• _Prompt_: Print all entries precisely as they are written.
***
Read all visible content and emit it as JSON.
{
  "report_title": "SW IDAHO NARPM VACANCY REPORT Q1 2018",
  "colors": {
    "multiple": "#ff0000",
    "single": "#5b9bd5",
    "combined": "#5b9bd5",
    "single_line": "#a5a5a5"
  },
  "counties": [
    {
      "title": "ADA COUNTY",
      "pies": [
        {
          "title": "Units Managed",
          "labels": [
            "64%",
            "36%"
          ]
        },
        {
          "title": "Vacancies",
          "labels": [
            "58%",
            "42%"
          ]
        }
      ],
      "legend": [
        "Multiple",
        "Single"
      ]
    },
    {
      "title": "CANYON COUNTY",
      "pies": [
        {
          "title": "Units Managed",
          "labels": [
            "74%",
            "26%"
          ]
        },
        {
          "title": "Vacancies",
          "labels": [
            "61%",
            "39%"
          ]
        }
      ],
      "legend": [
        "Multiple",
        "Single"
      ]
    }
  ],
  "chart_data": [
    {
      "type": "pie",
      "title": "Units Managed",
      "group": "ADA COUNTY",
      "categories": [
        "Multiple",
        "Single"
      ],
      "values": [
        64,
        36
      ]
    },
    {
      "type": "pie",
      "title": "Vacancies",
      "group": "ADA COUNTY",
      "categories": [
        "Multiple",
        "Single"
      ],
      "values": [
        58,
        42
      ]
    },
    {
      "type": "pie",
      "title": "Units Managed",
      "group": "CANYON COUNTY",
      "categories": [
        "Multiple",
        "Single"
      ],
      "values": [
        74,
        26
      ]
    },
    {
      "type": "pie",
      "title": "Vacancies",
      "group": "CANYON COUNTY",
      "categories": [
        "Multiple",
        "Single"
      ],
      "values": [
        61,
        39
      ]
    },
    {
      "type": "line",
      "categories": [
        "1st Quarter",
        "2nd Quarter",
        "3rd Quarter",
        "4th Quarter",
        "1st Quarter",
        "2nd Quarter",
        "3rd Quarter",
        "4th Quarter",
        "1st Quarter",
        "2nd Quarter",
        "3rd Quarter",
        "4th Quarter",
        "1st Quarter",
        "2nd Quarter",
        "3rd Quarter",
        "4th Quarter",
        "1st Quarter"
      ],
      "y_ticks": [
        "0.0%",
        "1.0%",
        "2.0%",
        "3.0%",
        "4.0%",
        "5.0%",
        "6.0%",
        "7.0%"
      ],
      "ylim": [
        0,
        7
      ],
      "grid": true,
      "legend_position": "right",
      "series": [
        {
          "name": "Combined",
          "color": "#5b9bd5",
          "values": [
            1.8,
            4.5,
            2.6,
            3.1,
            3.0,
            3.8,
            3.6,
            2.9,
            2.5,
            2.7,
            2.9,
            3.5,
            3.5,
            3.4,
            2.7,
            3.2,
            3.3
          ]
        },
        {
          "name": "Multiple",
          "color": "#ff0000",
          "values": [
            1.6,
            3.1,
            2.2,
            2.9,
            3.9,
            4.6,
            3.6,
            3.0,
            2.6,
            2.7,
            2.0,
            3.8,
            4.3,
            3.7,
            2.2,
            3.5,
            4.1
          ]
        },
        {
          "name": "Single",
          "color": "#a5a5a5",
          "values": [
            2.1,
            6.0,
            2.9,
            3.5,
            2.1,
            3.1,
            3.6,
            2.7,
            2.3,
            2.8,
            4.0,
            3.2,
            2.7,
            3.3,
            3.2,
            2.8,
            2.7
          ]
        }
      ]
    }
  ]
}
***
• _Final result_:
Read all visible content and emit it as JSON.
{
  "report_title": "SW IDAHO NARPM VACANCY REPORT Q1 2018",
  "colors": {
    "multiple": "#ff0000",
    "single": "#5b9bd5",
    "combined": "#5b9bd5",
    "single_line": "#a5a5a5"
  },
  "counties": [
    {
      "title": "ADA COUNTY",
      "pies": [
        {
          "title": "Units Managed",
          "labels": [
            "64%",
            "36%"
          ]
        },
        {
          "title": "Vacancies",
          "labels": [
            "58%",
            "42%"
          ]
        }
      ],
      "legend": [
        "Multiple",
        "Single"
      ]
    },
    {
      "title": "CANYON COUNTY",
      "pies": [
        {
          "title": "Units Managed",
          "labels": [
            "74%",
            "26%"
          ]
        },
        {
          "title": "Vacancies",
          "labels": [
            "61%",
            "39%"
          ]
        }
      ],
      "legend": [
        "Multiple",
        "Single"
      ]
    }
  ],
  "chart_data": [
    {
      "type": "pie",
      "title": "Units Managed",
      "group": "ADA COUNTY",
      "categories": [
        "Multiple",
        "Single"
      ],
      "values": [
        64,
        36
      ]
    },
    {
      "type": "pie",
      "title": "Vacancies",
      "group": "ADA COUNTY",
      "categories": [
        "Multiple",
        "Single"
      ],
      "values": [
        58,
        42
      ]
    },
    {
      "type": "pie",
      "title": "Units Managed",
      "group": "CANYON COUNTY",
      "categories": [
        "Multiple",
        "Single"
      ],
      "values": [
        74,
        26
      ]
    },
    {
      "type": "pie",
      "title": "Vacancies",
      "group": "CANYON COUNTY",
      "categories": [
        "Multiple",
        "Single"
      ],
      "values": [
        61,
        39
      ]
    },
    {
      "type": "line",
      "categories": [
        "1st Quarter",
        "2nd Quarter",
        "3rd Quarter",
        "4th Quarter",
        "1st Quarter",
        "2nd Quarter",
        "3rd Quarter",
        "4th Quarter",
        "1st Quarter",
        "2nd Quarter",
        "3rd Quarter",
        "4th Quarter",
        "1st Quarter",
        "2nd Quarter",
        "3rd Quarter",
        "4th Quarter",
        "1st Quarter"
      ],
      "y_ticks": [
        "0.0%",
        "1.0%",
        "2.0%",
        "3.0%",
        "4.0%",
        "5.0%",
        "6.0%",
        "7.0%"
      ],
      "ylim": [
        0,
        7
      ],
      "grid": true,
      "legend_position": "right",
      "series": [
        {
          "name": "Combined",
          "color": "#5b9bd5",
          "values": [
            1.8,
            4.5,
            2.6,
            3.1,
            3.0,
            3.8,
            3.6,
            2.9,
            2.5,
            2.7,
            2.9,
            3.5,
            3.5,
            3.4,
            2.7,
            3.2,
            3.3
          ]
        },
        {
          "name": "Multiple",
          "color": "#ff0000",
          "values": [
            1.6,
            3.1,
            2.2,
            2.9,
            3.9,
            4.6,
            3.6,
            3.0,
            2.6,
            2.7,
            2.0,
            3.8,
            4.3,
            3.7,
            2.2,
            3.5,
            4.1
          ]
        },
        {
          "name": "Single",
          "color": "#a5a5a5",
          "values": [
            2.1,
            6.0,
            2.9,
            3.5,
            2.1,
            3.1,
            3.6,
            2.7,
            2.3,
            2.8,
            4.0,
            3.2,
            2.7,
            3.3,
            3.2,
            2.8,
            2.7
          ]
        }
      ]
    }
  ]
}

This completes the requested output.